• TASK 1: In the lmkd-linux description, reproduce the passage from "lmkd-linux monitors PSI" to "when pressure clears." word for word.
• TASK 2: According to the lmkd-linux description, what share of the composite pressure score comes from PSI?
• TASK 3: Extend the lmkd-linux description past its final line.

Skip to content

Aquilesorei/lmkd-linux

Repository files navigation

lmkd-linux

Userspace memory pressure manager for Linux desktop.

The Linux kernel swaps processes out on memory spikes but never actively reclaims — pages sit in swap indefinitely even when RAM is available, and the OOM killer only fires once the system is already unresponsive. There is no priority system: the compositor and a background file indexer are treated identically.

lmkd-linux monitors PSI (Pressure Stall Information) and manages the reclaim cycle the kernel skips — freezing, checkpointing, or killing processes in priority order before stall time reaches the point of no return, then restoring them when pressure clears.

Core features:

  • Reactive eviction — PSI-triggered freeze (SIGSTOP), checkpoint (CRIU), or kill in priority order; unfreezes when pressure clears
  • Spike mode — detects oscillating build tools (cargo, cmake, docker) and proactively frees RAM before the next allocation peak hits, without killing anything
  • CPU throttling (App Nap) — writes cpu.weight + cpu.max quotas to background cgroups at elevated pressure; restores on pressure drop or foreground change
  • Memory capsmemory.max on expendable background cgroups at High+ pressure; kernel reclaims from them first
  • Idle cgroup reclaim — pushes idle background process pages to zram at Normal pressure, recovering RAM without freezing
  • Composite pressure score — 55% PSI + 20% swap saturation + 15% GPU UMA residency + 10% swap I/O rate; catches fast-onset thrashing before PSI averages react
  • Priority-aware — configurable tiers; foreground window (via DE plugin) gets -25 priority adjustment, shielding it from eviction
  • CRIU integration — checkpoint before kill when possible; restore on recovery
  • Proactive zram compaction — compacts fragmented zram pools at Elevated+ pressure
  • Emergency hibernate — sustained Emergency pressure triggers systemctl hibernate as a last resort (off by default)

• MATERIAL PROVIDED:
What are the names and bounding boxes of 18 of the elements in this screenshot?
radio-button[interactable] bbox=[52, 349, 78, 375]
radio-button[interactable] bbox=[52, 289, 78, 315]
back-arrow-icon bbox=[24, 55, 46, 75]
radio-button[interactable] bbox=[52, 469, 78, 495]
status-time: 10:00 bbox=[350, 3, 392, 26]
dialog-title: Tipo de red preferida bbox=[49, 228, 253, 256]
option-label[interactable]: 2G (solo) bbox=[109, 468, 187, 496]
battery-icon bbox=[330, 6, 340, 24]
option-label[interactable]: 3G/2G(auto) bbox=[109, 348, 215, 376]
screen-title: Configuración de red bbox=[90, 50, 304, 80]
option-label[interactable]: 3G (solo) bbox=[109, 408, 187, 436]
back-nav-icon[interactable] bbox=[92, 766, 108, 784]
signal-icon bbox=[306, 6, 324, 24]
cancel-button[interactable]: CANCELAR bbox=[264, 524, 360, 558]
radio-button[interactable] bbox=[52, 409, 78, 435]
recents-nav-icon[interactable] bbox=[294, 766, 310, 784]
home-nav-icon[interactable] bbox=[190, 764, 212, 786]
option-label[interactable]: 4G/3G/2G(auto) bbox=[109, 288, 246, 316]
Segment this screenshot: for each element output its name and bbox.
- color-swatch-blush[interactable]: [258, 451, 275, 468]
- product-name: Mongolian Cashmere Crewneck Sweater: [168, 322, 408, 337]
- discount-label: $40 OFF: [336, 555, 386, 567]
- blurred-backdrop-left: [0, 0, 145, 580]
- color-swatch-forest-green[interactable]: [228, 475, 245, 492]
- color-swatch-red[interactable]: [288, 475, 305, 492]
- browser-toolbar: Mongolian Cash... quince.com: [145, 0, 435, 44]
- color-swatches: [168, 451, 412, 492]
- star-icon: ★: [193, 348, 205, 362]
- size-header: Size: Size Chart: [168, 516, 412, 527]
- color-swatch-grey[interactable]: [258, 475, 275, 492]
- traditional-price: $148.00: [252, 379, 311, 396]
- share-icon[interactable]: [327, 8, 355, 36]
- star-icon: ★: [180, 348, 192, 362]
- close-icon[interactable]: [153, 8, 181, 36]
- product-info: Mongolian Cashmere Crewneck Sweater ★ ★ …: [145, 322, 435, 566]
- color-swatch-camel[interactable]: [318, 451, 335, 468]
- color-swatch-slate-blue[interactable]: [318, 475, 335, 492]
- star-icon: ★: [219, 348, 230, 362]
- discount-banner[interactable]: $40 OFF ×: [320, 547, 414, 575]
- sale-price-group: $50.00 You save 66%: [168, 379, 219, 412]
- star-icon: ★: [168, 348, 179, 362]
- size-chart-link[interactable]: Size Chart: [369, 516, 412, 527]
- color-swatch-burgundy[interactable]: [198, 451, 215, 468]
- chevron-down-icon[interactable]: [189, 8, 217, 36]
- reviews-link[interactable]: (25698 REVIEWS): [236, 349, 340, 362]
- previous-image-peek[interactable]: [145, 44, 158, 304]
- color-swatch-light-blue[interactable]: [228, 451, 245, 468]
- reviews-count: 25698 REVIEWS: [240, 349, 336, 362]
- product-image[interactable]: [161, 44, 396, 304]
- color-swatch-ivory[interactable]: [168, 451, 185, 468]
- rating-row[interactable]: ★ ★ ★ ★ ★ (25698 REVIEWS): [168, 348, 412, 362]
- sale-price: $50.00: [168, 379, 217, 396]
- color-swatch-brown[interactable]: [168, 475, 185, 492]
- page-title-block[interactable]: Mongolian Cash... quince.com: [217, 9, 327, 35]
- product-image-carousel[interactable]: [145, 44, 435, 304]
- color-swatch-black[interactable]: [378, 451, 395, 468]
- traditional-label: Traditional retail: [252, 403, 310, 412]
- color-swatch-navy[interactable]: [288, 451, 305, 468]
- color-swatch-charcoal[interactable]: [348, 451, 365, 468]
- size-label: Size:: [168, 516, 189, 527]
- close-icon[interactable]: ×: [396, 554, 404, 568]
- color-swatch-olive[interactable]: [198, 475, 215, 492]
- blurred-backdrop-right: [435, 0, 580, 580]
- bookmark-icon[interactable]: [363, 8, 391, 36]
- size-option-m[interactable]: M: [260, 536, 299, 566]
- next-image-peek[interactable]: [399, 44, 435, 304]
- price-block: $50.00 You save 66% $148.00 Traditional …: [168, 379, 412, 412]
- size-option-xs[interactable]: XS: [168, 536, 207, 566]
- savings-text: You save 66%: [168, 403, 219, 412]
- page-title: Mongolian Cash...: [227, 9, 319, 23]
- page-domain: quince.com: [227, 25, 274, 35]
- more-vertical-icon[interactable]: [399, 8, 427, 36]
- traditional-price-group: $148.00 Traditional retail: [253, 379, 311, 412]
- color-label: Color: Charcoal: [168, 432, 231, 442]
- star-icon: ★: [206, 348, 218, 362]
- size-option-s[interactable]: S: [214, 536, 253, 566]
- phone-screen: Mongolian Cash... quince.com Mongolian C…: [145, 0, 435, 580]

• YOUR RESPONSE 1:
lmkd-linux monitors PSI (Pressure Stall Information) and manages the reclaim cycle the kernel skips — freezing, checkpointing, or killing processes in priority order before stall time reaches the point of no return, then restoring them when pressure clears.

• YOUR RESPONSE 2: 55%

• YOUR RESPONSE 3:
Note: mgd does not replace the Linux kernel OOM killer or systemd-oomd. It operates purely as a userspace prioritization layer that preemptively freezes or deprioritizes processes under pressure, while all kernel-level memory management remains fully active as the final safety mechanism.

How it works

Instead of reacting to raw instantaneous metrics, lmkd-linux operates as a damped feedback controller to determine the system's memory pressure:

  1. Continuous Pressure Score ($P$): Combines weighted system signals: 55% PSI memory stall, 20% swap saturation, 15% UMA GPU memory residency (crucial for Intel Iris Xe and other integrated GPUs where graphics memory competing for system RAM is otherwise invisible to tools like free), and 10% swap I/O rate (catches fast-onset thrashing before the 10s PSI average smooths it).
  2. Pressure Trend ($T = dP/dt$): Measures the velocity of pressure changes to accelerate reactions to sudden spikes while ignoring brief transient blips.
  3. Damped State Machine: Coordinates escalation and recovery. Upward transitions require pressure to persist for at least 2 cycles (ticks) unless a rapid critical spike occurs. Downward transitions require sustained calm (1–2 minutes) to prevent system oscillation.

Once a target pressure level is determined:

ELEVATED  →  zram compaction + SIGSTOP low-priority processes
HIGH      →  page-cache drop + SIGSTOP/SIGTERM expendable processes
CRITICAL  →  CRIU checkpoint or kill
EMERGENCY →  SIGKILL anything non-critical

If a desktop plugin (like mgd-kde) is active, the daemon dynamically protects your active foreground window by temporarily reducing its priority, ensuring it is shielded from eviction actions.

Stress test

Real memory pressure event on a 16GB system:

  • t+0s — Pressure crossed Elevated. mgd froze 27 low-priority processes in one cycle (browser tabs, file indexers, notifier daemons, IDE helpers). Compositor, audio, and foreground IDE untouched.
  • t+15s — Pressure escalated. CRIU checkpoint attempted on a runaway process, fell back to kill when CRIU failed.
  • t+30–40s — New heavy processes spawned mid-incident (cargo, cef_server) were caught and frozen as they appeared.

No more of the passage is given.